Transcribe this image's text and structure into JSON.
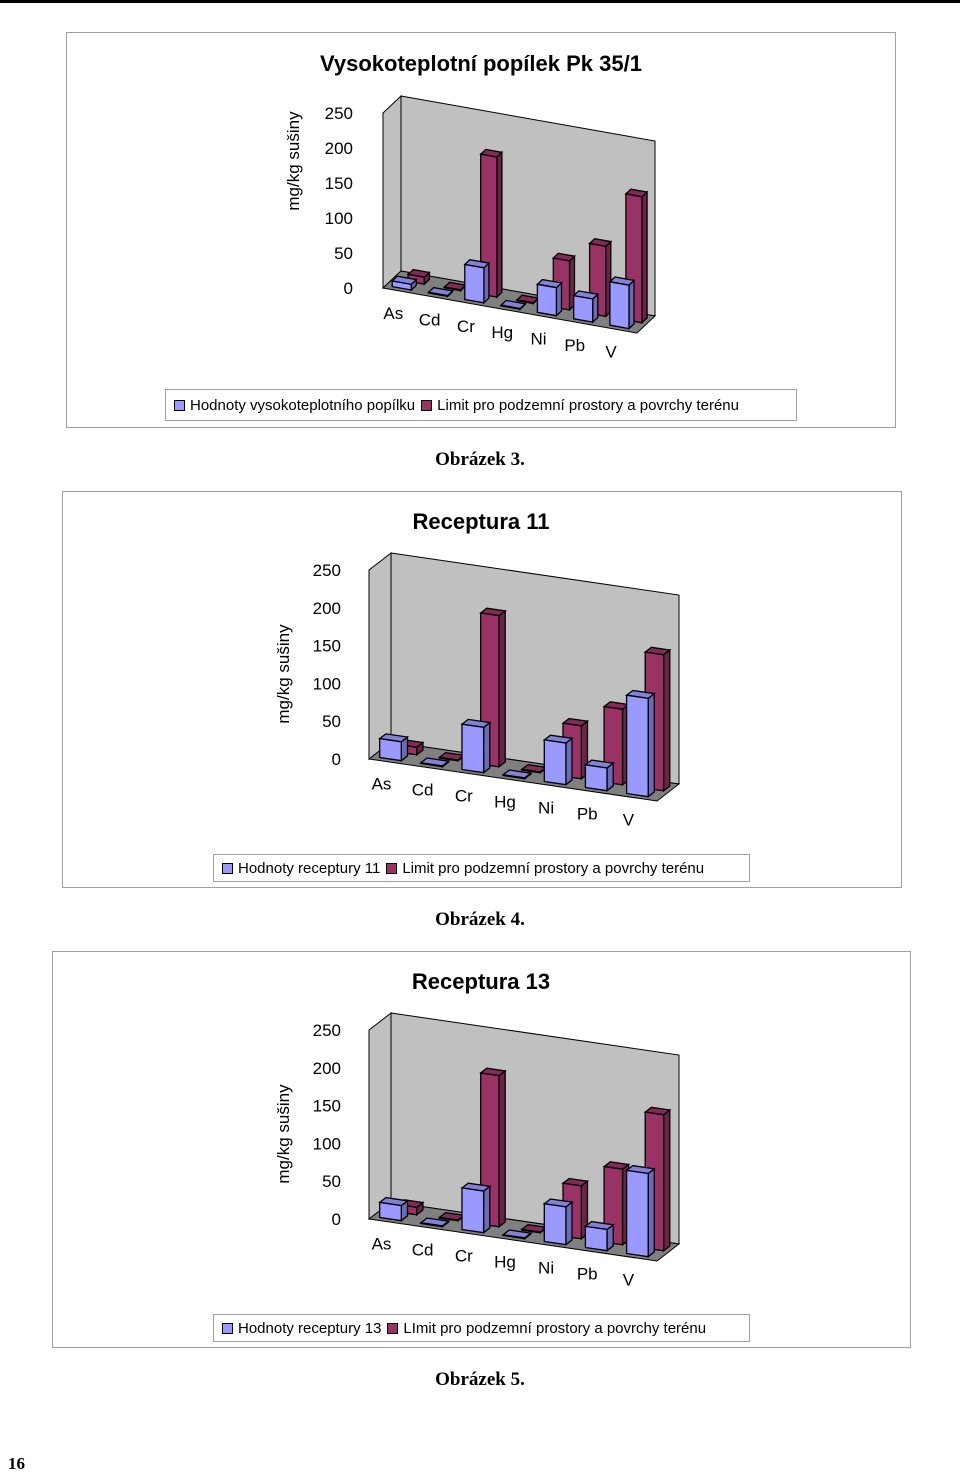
{
  "page_number": "16",
  "colors": {
    "series_values": "#9999ff",
    "series_limit": "#993366",
    "wall": "#c0c0c0",
    "floor": "#808080"
  },
  "chart_data": [
    {
      "type": "bar",
      "title": "Vysokoteplotní popílek Pk 35/1",
      "ylabel": "mg/kg sušiny",
      "xlabel": "",
      "categories": [
        "As",
        "Cd",
        "Cr",
        "Hg",
        "Ni",
        "Pb",
        "V"
      ],
      "yticks": [
        "0",
        "50",
        "100",
        "150",
        "200",
        "250"
      ],
      "ylim": [
        0,
        250
      ],
      "legend_position": "bottom",
      "series": [
        {
          "name": "Hodnoty vysokoteplotního popílku",
          "values": [
            8,
            1,
            50,
            1,
            40,
            33,
            62
          ]
        },
        {
          "name": "Limit pro podzemní prostory a povrchy terénu",
          "values": [
            10,
            1,
            200,
            1,
            70,
            100,
            180
          ]
        }
      ],
      "caption": "Obrázek 3."
    },
    {
      "type": "bar",
      "title": "Receptura 11",
      "ylabel": "mg/kg sušiny",
      "xlabel": "",
      "categories": [
        "As",
        "Cd",
        "Cr",
        "Hg",
        "Ni",
        "Pb",
        "V"
      ],
      "yticks": [
        "0",
        "50",
        "100",
        "150",
        "200",
        "250"
      ],
      "ylim": [
        0,
        250
      ],
      "legend_position": "bottom",
      "series": [
        {
          "name": "Hodnoty receptury 11",
          "values": [
            25,
            1,
            60,
            1,
            55,
            30,
            130
          ]
        },
        {
          "name": "Limit pro podzemní prostory a povrchy terénu",
          "values": [
            10,
            1,
            200,
            1,
            70,
            100,
            180
          ]
        }
      ],
      "caption": "Obrázek 4."
    },
    {
      "type": "bar",
      "title": "Receptura 13",
      "ylabel": "mg/kg sušiny",
      "xlabel": "",
      "categories": [
        "As",
        "Cd",
        "Cr",
        "Hg",
        "Ni",
        "Pb",
        "V"
      ],
      "yticks": [
        "0",
        "50",
        "100",
        "150",
        "200",
        "250"
      ],
      "ylim": [
        0,
        250
      ],
      "legend_position": "bottom",
      "series": [
        {
          "name": "Hodnoty receptury 13",
          "values": [
            20,
            1,
            55,
            1,
            50,
            28,
            110
          ]
        },
        {
          "name": "LImit pro podzemní prostory a povrchy terénu",
          "values": [
            10,
            1,
            200,
            1,
            70,
            100,
            180
          ]
        }
      ],
      "caption": "Obrázek 5."
    }
  ]
}
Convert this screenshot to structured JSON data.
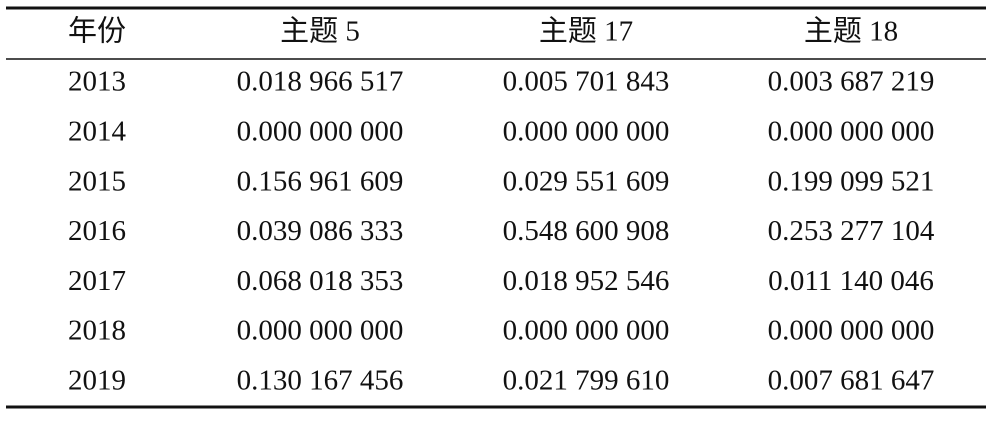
{
  "table": {
    "header": [
      "年份",
      "主题 5",
      "主题 17",
      "主题 18"
    ],
    "rows": [
      [
        "2013",
        "0.018 966 517",
        "0.005 701 843",
        "0.003 687 219"
      ],
      [
        "2014",
        "0.000 000 000",
        "0.000 000 000",
        "0.000 000 000"
      ],
      [
        "2015",
        "0.156 961 609",
        "0.029 551 609",
        "0.199 099 521"
      ],
      [
        "2016",
        "0.039 086 333",
        "0.548 600 908",
        "0.253 277 104"
      ],
      [
        "2017",
        "0.068 018 353",
        "0.018 952 546",
        "0.011 140 046"
      ],
      [
        "2018",
        "0.000 000 000",
        "0.000 000 000",
        "0.000 000 000"
      ],
      [
        "2019",
        "0.130 167 456",
        "0.021 799 610",
        "0.007 681 647"
      ]
    ]
  }
}
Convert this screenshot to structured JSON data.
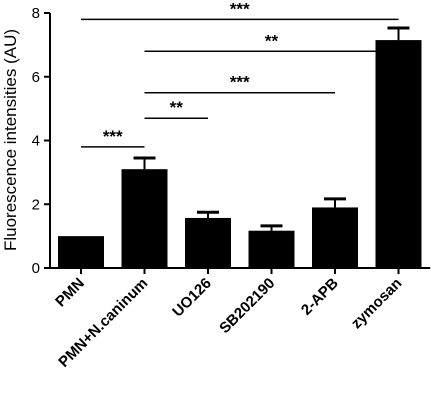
{
  "chart_data": {
    "type": "bar",
    "ylabel": "Fluorescence intensities (AU)",
    "xlabel": "",
    "ylim": [
      0,
      8
    ],
    "yticks": [
      0,
      2,
      4,
      6,
      8
    ],
    "grid": false,
    "categories": [
      "PMN",
      "PMN+N.caninum",
      "UO126",
      "SB202190",
      "2-APB",
      "zymosan"
    ],
    "values": [
      1.0,
      3.1,
      1.57,
      1.17,
      1.9,
      7.15
    ],
    "errors": [
      0.0,
      0.35,
      0.18,
      0.15,
      0.27,
      0.38
    ],
    "bar_color": "#000000",
    "significance": [
      {
        "from": 0,
        "to": 5,
        "y": 7.8,
        "label": "***"
      },
      {
        "from": 1,
        "to": 5,
        "y": 6.8,
        "label": "**"
      },
      {
        "from": 1,
        "to": 4,
        "y": 5.5,
        "label": "***"
      },
      {
        "from": 1,
        "to": 2,
        "y": 4.7,
        "label": "**"
      },
      {
        "from": 0,
        "to": 1,
        "y": 3.8,
        "label": "***"
      }
    ]
  }
}
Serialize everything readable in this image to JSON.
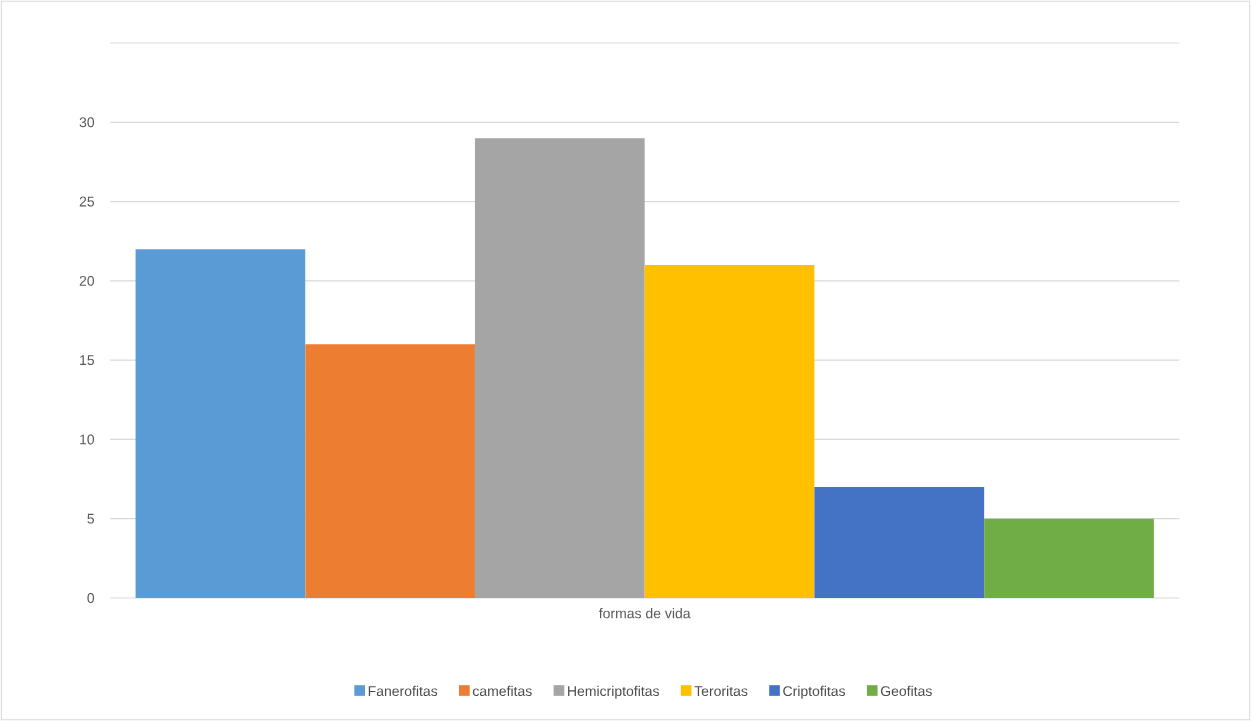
{
  "chart_data": {
    "type": "bar",
    "categories": [
      "formas de vida"
    ],
    "series": [
      {
        "name": "Fanerofitas",
        "color": "#5b9bd5",
        "values": [
          22
        ]
      },
      {
        "name": "camefitas",
        "color": "#ed7d31",
        "values": [
          16
        ]
      },
      {
        "name": "Hemicriptofitas",
        "color": "#a5a5a5",
        "values": [
          29
        ]
      },
      {
        "name": "Teroritas",
        "color": "#ffc000",
        "values": [
          21
        ]
      },
      {
        "name": "Criptofitas",
        "color": "#4472c4",
        "values": [
          7
        ]
      },
      {
        "name": "Geofitas",
        "color": "#70ad47",
        "values": [
          5
        ]
      }
    ],
    "ylim": [
      0,
      35
    ],
    "yticks": [
      0,
      5,
      10,
      15,
      20,
      25,
      30,
      {
        "value": 35,
        "label": null
      }
    ],
    "grid": "y",
    "legend": "bottom"
  }
}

----------------

Task objective >> State how many lines in the records above contain the word "Obrázek", and give only that number.

Result below >> 3